### Problem statement
Search the material for "text" and show all lines that contain it.

### Material provided
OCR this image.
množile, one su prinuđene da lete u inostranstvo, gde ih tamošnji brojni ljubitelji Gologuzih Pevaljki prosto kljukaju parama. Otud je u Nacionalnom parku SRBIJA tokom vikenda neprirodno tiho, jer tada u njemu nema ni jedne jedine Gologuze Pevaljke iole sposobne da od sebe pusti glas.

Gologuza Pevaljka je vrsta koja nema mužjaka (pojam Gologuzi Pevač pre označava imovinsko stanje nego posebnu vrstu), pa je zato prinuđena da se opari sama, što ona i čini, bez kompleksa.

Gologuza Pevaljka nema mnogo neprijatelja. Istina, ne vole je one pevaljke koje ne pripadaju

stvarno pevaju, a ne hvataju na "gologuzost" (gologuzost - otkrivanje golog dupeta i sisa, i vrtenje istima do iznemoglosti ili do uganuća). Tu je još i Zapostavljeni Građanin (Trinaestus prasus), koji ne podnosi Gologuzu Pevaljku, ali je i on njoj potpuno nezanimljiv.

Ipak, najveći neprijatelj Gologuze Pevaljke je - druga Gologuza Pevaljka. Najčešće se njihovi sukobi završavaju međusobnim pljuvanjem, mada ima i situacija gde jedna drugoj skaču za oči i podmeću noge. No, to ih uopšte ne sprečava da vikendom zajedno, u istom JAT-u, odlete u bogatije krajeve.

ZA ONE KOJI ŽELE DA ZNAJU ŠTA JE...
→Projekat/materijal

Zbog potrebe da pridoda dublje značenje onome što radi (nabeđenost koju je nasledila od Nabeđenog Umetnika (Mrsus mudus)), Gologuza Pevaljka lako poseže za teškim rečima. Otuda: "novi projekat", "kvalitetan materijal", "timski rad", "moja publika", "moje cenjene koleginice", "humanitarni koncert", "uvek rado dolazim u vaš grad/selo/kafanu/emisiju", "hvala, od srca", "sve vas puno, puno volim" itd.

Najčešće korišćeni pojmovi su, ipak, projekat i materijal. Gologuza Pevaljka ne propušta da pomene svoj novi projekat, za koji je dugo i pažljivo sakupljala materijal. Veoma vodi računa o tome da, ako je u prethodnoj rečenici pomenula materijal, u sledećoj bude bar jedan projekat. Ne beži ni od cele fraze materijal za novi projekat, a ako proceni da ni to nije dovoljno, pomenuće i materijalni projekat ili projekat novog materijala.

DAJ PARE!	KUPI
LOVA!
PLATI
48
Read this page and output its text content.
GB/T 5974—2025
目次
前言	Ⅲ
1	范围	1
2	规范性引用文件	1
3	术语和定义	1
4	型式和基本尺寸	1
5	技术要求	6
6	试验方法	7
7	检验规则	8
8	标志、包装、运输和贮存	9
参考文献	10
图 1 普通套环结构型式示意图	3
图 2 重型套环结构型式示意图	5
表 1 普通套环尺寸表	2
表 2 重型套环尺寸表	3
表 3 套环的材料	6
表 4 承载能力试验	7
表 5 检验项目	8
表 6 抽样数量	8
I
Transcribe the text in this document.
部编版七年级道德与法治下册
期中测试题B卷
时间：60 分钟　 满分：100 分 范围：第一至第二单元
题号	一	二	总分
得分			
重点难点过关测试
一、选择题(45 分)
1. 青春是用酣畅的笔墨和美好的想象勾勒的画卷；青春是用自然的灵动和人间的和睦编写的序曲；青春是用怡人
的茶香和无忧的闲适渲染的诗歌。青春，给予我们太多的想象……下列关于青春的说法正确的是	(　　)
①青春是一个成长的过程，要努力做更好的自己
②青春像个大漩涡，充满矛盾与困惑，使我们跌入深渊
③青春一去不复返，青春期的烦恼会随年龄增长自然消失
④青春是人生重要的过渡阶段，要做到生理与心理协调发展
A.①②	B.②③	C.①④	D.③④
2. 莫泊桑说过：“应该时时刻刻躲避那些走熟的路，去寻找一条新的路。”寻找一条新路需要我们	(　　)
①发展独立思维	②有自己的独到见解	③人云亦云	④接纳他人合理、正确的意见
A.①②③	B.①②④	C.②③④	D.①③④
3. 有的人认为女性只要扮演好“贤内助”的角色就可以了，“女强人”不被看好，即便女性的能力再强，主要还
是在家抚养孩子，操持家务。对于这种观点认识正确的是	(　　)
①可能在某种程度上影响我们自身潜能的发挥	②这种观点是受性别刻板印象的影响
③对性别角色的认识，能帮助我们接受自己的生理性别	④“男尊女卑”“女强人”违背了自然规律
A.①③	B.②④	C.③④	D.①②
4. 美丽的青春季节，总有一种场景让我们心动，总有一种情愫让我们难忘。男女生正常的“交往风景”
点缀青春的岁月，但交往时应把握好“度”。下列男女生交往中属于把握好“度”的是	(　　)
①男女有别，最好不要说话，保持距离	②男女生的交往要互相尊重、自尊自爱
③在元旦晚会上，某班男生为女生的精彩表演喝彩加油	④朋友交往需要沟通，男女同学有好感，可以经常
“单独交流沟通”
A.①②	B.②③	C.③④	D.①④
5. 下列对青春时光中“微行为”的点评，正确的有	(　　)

### Written solution
Read this page and output its text content.
Transcribe the text in this document.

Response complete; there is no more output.